Stored data
* * *

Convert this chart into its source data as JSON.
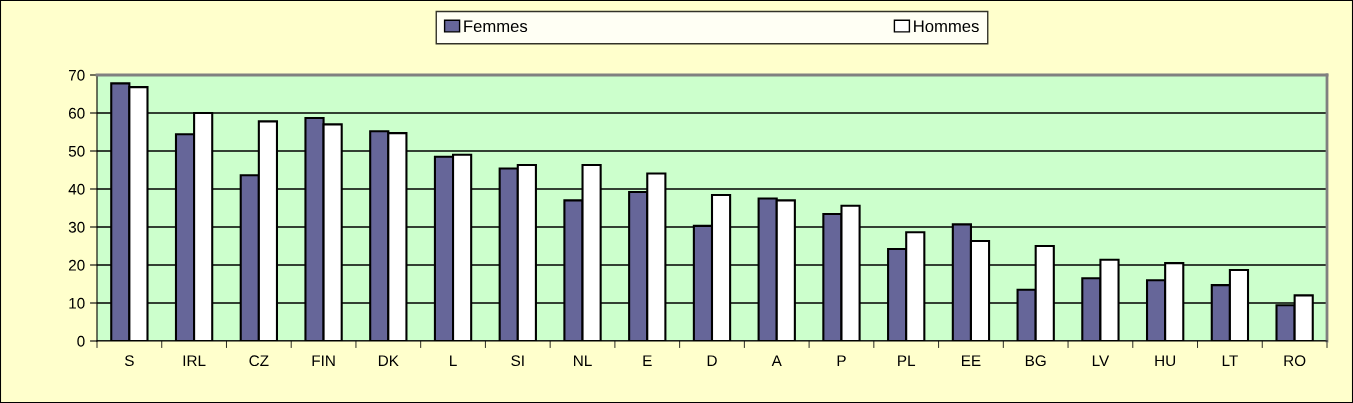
{
  "chart_data": {
    "type": "bar",
    "categories": [
      "S",
      "IRL",
      "CZ",
      "FIN",
      "DK",
      "L",
      "SI",
      "NL",
      "E",
      "D",
      "A",
      "P",
      "PL",
      "EE",
      "BG",
      "LV",
      "HU",
      "LT",
      "RO"
    ],
    "series": [
      {
        "name": "Femmes",
        "color": "#666699",
        "values": [
          67.8,
          54.4,
          43.6,
          58.7,
          55.2,
          48.5,
          45.4,
          37,
          39.2,
          30.3,
          37.5,
          33.4,
          24.2,
          30.7,
          13.5,
          16.5,
          16,
          14.7,
          9.4
        ]
      },
      {
        "name": "Hommes",
        "color": "#ffffff",
        "values": [
          66.8,
          60,
          57.8,
          57,
          54.7,
          49,
          46.3,
          46.3,
          44.1,
          38.4,
          37,
          35.6,
          28.6,
          26.3,
          25,
          21.4,
          20.5,
          18.7,
          12
        ]
      }
    ],
    "ylim": [
      0,
      70
    ],
    "yticks": [
      0,
      10,
      20,
      30,
      40,
      50,
      60,
      70
    ],
    "grid": "y",
    "legend": "top"
  }
}
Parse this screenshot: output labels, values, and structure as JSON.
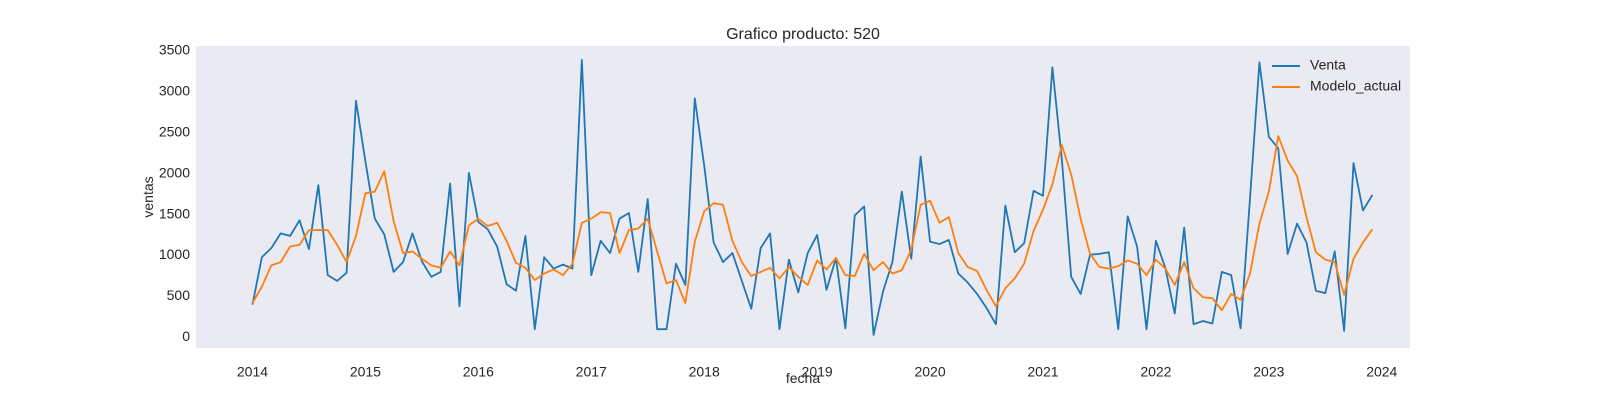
{
  "chart_data": {
    "type": "line",
    "title": "Grafico producto: 520",
    "xlabel": "fecha",
    "ylabel": "ventas",
    "x_start": "2014-01",
    "x_end": "2023-12",
    "x_ticks": [
      "2014",
      "2015",
      "2016",
      "2017",
      "2018",
      "2019",
      "2020",
      "2021",
      "2022",
      "2023",
      "2024"
    ],
    "y_ticks": [
      0,
      500,
      1000,
      1500,
      2000,
      2500,
      3000,
      3500
    ],
    "xlim": [
      "2013-07",
      "2024-04"
    ],
    "ylim": [
      -130,
      3560
    ],
    "grid": false,
    "background": "#eaeaf2",
    "legend_position": "upper-right",
    "series": [
      {
        "name": "Venta",
        "color": "#1f77b4",
        "values": [
          400,
          980,
          1090,
          1270,
          1240,
          1430,
          1080,
          1860,
          760,
          690,
          790,
          2890,
          2150,
          1450,
          1260,
          800,
          920,
          1270,
          930,
          740,
          800,
          1880,
          380,
          2010,
          1410,
          1320,
          1110,
          650,
          570,
          1240,
          100,
          980,
          840,
          890,
          840,
          3390,
          760,
          1180,
          1030,
          1450,
          1520,
          800,
          1690,
          100,
          100,
          900,
          640,
          2920,
          2100,
          1160,
          920,
          1030,
          690,
          350,
          1090,
          1270,
          100,
          950,
          550,
          1030,
          1250,
          580,
          970,
          110,
          1490,
          1600,
          30,
          560,
          920,
          1780,
          960,
          2210,
          1170,
          1140,
          1190,
          780,
          670,
          530,
          360,
          160,
          1610,
          1040,
          1150,
          1790,
          1730,
          3300,
          2180,
          740,
          530,
          1010,
          1020,
          1040,
          100,
          1480,
          1110,
          100,
          1180,
          850,
          290,
          1340,
          160,
          200,
          170,
          800,
          760,
          110,
          1700,
          3360,
          2450,
          2310,
          1020,
          1390,
          1160,
          570,
          540,
          1050,
          80,
          2130,
          1550,
          1740
        ]
      },
      {
        "name": "Modelo_actual",
        "color": "#ff7f0e",
        "values": [
          420,
          620,
          880,
          920,
          1110,
          1130,
          1310,
          1310,
          1310,
          1130,
          920,
          1240,
          1760,
          1780,
          2030,
          1420,
          1030,
          1050,
          960,
          880,
          850,
          1050,
          880,
          1370,
          1450,
          1360,
          1400,
          1180,
          910,
          850,
          700,
          780,
          830,
          760,
          900,
          1400,
          1450,
          1530,
          1520,
          1030,
          1310,
          1330,
          1450,
          1050,
          660,
          700,
          420,
          1170,
          1540,
          1640,
          1620,
          1180,
          920,
          750,
          800,
          850,
          720,
          860,
          740,
          640,
          940,
          830,
          970,
          760,
          750,
          1020,
          820,
          920,
          780,
          820,
          1070,
          1620,
          1670,
          1400,
          1470,
          1030,
          860,
          810,
          580,
          380,
          600,
          720,
          900,
          1300,
          1560,
          1870,
          2350,
          1990,
          1450,
          1020,
          860,
          840,
          870,
          940,
          900,
          760,
          950,
          840,
          640,
          920,
          600,
          490,
          480,
          330,
          530,
          460,
          780,
          1390,
          1780,
          2460,
          2160,
          1970,
          1470,
          1040,
          950,
          920,
          520,
          960,
          1160,
          1320
        ]
      }
    ]
  }
}
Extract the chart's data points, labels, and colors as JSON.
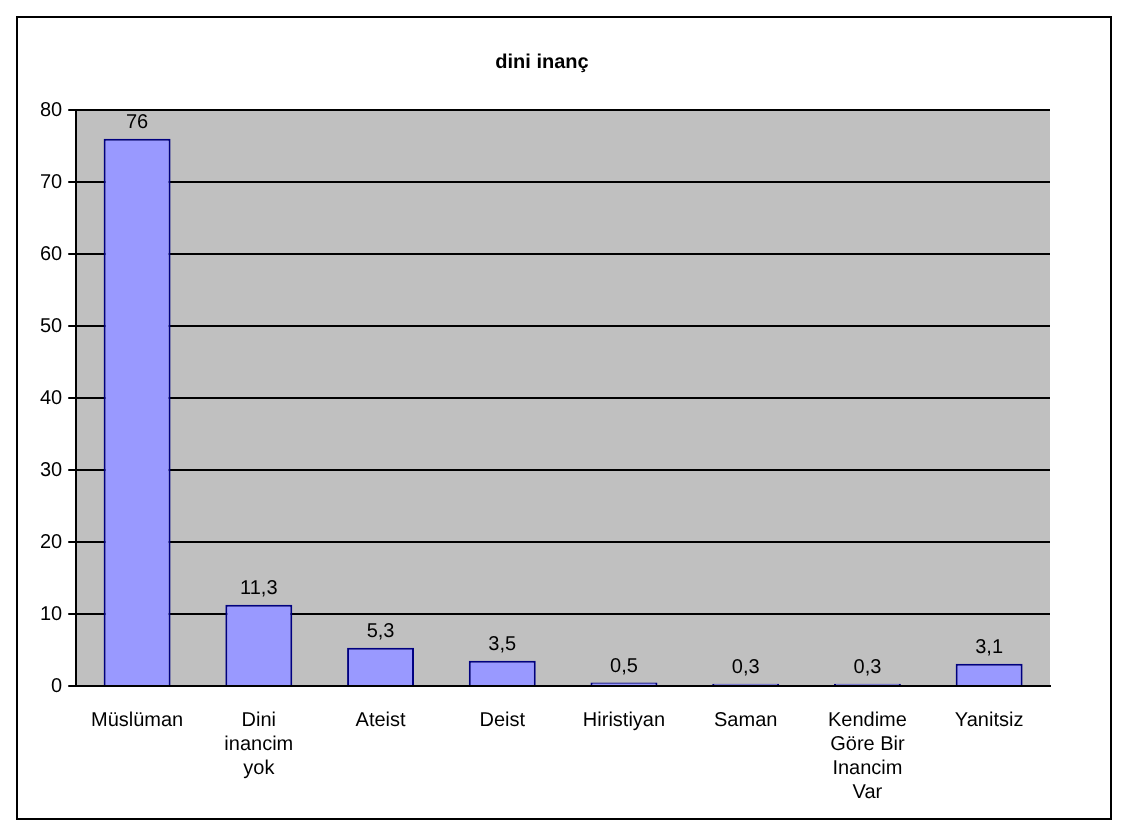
{
  "chart_data": {
    "type": "bar",
    "title": "dini inanç",
    "categories": [
      "Müslüman",
      "Dini inancim yok",
      "Ateist",
      "Deist",
      "Hiristiyan",
      "Saman",
      "Kendime Göre Bir Inancim Var",
      "Yanitsiz"
    ],
    "values": [
      76,
      11.3,
      5.3,
      3.5,
      0.5,
      0.3,
      0.3,
      3.1
    ],
    "value_labels": [
      "76",
      "11,3",
      "5,3",
      "3,5",
      "0,5",
      "0,3",
      "0,3",
      "3,1"
    ],
    "color": "#9999ff",
    "ylim": [
      0,
      80
    ],
    "yticks": [
      0,
      10,
      20,
      30,
      40,
      50,
      60,
      70,
      80
    ],
    "grid": "y",
    "legend": false
  }
}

* * *

Your task is to reproduce all of the material exactly. The pictures stay out.

Convert this chart into its source data as JSON.
{
  "chart_data": {
    "type": "bar",
    "categories": [
      "S",
      "IRL",
      "CZ",
      "FIN",
      "DK",
      "L",
      "SI",
      "NL",
      "E",
      "D",
      "A",
      "P",
      "PL",
      "EE",
      "BG",
      "LV",
      "HU",
      "LT",
      "RO"
    ],
    "series": [
      {
        "name": "Femmes",
        "color": "#666699",
        "values": [
          67.8,
          54.4,
          43.6,
          58.7,
          55.2,
          48.5,
          45.4,
          37,
          39.2,
          30.3,
          37.5,
          33.4,
          24.2,
          30.7,
          13.5,
          16.5,
          16,
          14.7,
          9.4
        ]
      },
      {
        "name": "Hommes",
        "color": "#ffffff",
        "values": [
          66.8,
          60,
          57.8,
          57,
          54.7,
          49,
          46.3,
          46.3,
          44.1,
          38.4,
          37,
          35.6,
          28.6,
          26.3,
          25,
          21.4,
          20.5,
          18.7,
          12
        ]
      }
    ],
    "ylim": [
      0,
      70
    ],
    "yticks": [
      0,
      10,
      20,
      30,
      40,
      50,
      60,
      70
    ],
    "grid": "y",
    "legend": "top"
  }
}
Parse this screenshot: output labels, values, and structure as JSON.
{
  "chart_data": {
    "type": "line",
    "title": "Grafico producto: 520",
    "xlabel": "fecha",
    "ylabel": "ventas",
    "x_start": "2014-01",
    "x_end": "2023-12",
    "x_ticks": [
      "2014",
      "2015",
      "2016",
      "2017",
      "2018",
      "2019",
      "2020",
      "2021",
      "2022",
      "2023",
      "2024"
    ],
    "y_ticks": [
      0,
      500,
      1000,
      1500,
      2000,
      2500,
      3000,
      3500
    ],
    "xlim": [
      "2013-07",
      "2024-04"
    ],
    "ylim": [
      -130,
      3560
    ],
    "grid": false,
    "background": "#eaeaf2",
    "legend_position": "upper-right",
    "series": [
      {
        "name": "Venta",
        "color": "#1f77b4",
        "values": [
          400,
          980,
          1090,
          1270,
          1240,
          1430,
          1080,
          1860,
          760,
          690,
          790,
          2890,
          2150,
          1450,
          1260,
          800,
          920,
          1270,
          930,
          740,
          800,
          1880,
          380,
          2010,
          1410,
          1320,
          1110,
          650,
          570,
          1240,
          100,
          980,
          840,
          890,
          840,
          3390,
          760,
          1180,
          1030,
          1450,
          1520,
          800,
          1690,
          100,
          100,
          900,
          640,
          2920,
          2100,
          1160,
          920,
          1030,
          690,
          350,
          1090,
          1270,
          100,
          950,
          550,
          1030,
          1250,
          580,
          970,
          110,
          1490,
          1600,
          30,
          560,
          920,
          1780,
          960,
          2210,
          1170,
          1140,
          1190,
          780,
          670,
          530,
          360,
          160,
          1610,
          1040,
          1150,
          1790,
          1730,
          3300,
          2180,
          740,
          530,
          1010,
          1020,
          1040,
          100,
          1480,
          1110,
          100,
          1180,
          850,
          290,
          1340,
          160,
          200,
          170,
          800,
          760,
          110,
          1700,
          3360,
          2450,
          2310,
          1020,
          1390,
          1160,
          570,
          540,
          1050,
          80,
          2130,
          1550,
          1740
        ]
      },
      {
        "name": "Modelo_actual",
        "color": "#ff7f0e",
        "values": [
          420,
          620,
          880,
          920,
          1110,
          1130,
          1310,
          1310,
          1310,
          1130,
          920,
          1240,
          1760,
          1780,
          2030,
          1420,
          1030,
          1050,
          960,
          880,
          850,
          1050,
          880,
          1370,
          1450,
          1360,
          1400,
          1180,
          910,
          850,
          700,
          780,
          830,
          760,
          900,
          1400,
          1450,
          1530,
          1520,
          1030,
          1310,
          1330,
          1450,
          1050,
          660,
          700,
          420,
          1170,
          1540,
          1640,
          1620,
          1180,
          920,
          750,
          800,
          850,
          720,
          860,
          740,
          640,
          940,
          830,
          970,
          760,
          750,
          1020,
          820,
          920,
          780,
          820,
          1070,
          1620,
          1670,
          1400,
          1470,
          1030,
          860,
          810,
          580,
          380,
          600,
          720,
          900,
          1300,
          1560,
          1870,
          2350,
          1990,
          1450,
          1020,
          860,
          840,
          870,
          940,
          900,
          760,
          950,
          840,
          640,
          920,
          600,
          490,
          480,
          330,
          530,
          460,
          780,
          1390,
          1780,
          2460,
          2160,
          1970,
          1470,
          1040,
          950,
          920,
          520,
          960,
          1160,
          1320
        ]
      }
    ]
  }
}
Extract the chart's data points, labels, and colors as JSON.
{
  "chart_data": {
    "type": "bar",
    "title": "dini inanç",
    "categories": [
      "Müslüman",
      "Dini inancim yok",
      "Ateist",
      "Deist",
      "Hiristiyan",
      "Saman",
      "Kendime Göre Bir Inancim Var",
      "Yanitsiz"
    ],
    "values": [
      76,
      11.3,
      5.3,
      3.5,
      0.5,
      0.3,
      0.3,
      3.1
    ],
    "value_labels": [
      "76",
      "11,3",
      "5,3",
      "3,5",
      "0,5",
      "0,3",
      "0,3",
      "3,1"
    ],
    "color": "#9999ff",
    "ylim": [
      0,
      80
    ],
    "yticks": [
      0,
      10,
      20,
      30,
      40,
      50,
      60,
      70,
      80
    ],
    "grid": "y",
    "legend": false
  }
}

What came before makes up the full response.